Search the records for "structured" and copy each line that holds it.

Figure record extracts
----

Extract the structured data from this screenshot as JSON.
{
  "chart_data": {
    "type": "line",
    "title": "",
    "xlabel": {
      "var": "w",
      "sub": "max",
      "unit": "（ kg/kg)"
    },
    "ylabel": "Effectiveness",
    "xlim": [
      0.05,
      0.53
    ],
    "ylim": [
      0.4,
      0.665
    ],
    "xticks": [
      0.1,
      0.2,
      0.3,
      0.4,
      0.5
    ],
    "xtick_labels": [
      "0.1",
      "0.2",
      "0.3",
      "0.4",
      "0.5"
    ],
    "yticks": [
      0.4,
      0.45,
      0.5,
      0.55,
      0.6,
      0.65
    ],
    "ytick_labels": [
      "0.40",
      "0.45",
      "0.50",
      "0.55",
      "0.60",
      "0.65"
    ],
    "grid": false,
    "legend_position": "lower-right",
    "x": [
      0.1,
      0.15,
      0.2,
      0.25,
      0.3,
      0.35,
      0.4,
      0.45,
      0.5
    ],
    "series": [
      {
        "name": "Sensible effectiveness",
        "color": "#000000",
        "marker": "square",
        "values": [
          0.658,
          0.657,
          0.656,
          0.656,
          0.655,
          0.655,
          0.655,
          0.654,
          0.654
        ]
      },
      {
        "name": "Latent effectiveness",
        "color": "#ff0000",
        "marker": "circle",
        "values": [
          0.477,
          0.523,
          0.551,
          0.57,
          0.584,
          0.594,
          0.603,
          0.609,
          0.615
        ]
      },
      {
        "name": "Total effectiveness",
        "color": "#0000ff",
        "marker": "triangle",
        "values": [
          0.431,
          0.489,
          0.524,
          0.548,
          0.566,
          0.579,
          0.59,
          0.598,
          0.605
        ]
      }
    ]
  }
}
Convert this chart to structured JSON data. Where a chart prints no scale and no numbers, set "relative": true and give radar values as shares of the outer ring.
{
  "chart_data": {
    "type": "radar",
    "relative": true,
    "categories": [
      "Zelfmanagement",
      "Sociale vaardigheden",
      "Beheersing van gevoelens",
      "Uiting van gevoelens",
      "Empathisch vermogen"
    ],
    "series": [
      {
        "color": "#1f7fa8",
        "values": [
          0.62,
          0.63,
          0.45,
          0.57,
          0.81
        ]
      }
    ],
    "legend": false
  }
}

----

■ Result of this task:
Extract the structured data from this screenshot as JSON.
Convert this chart to structured JSON data. Where a chart prints no scale and no numbers, set "relative": true and give radar values as shares of the outer ring.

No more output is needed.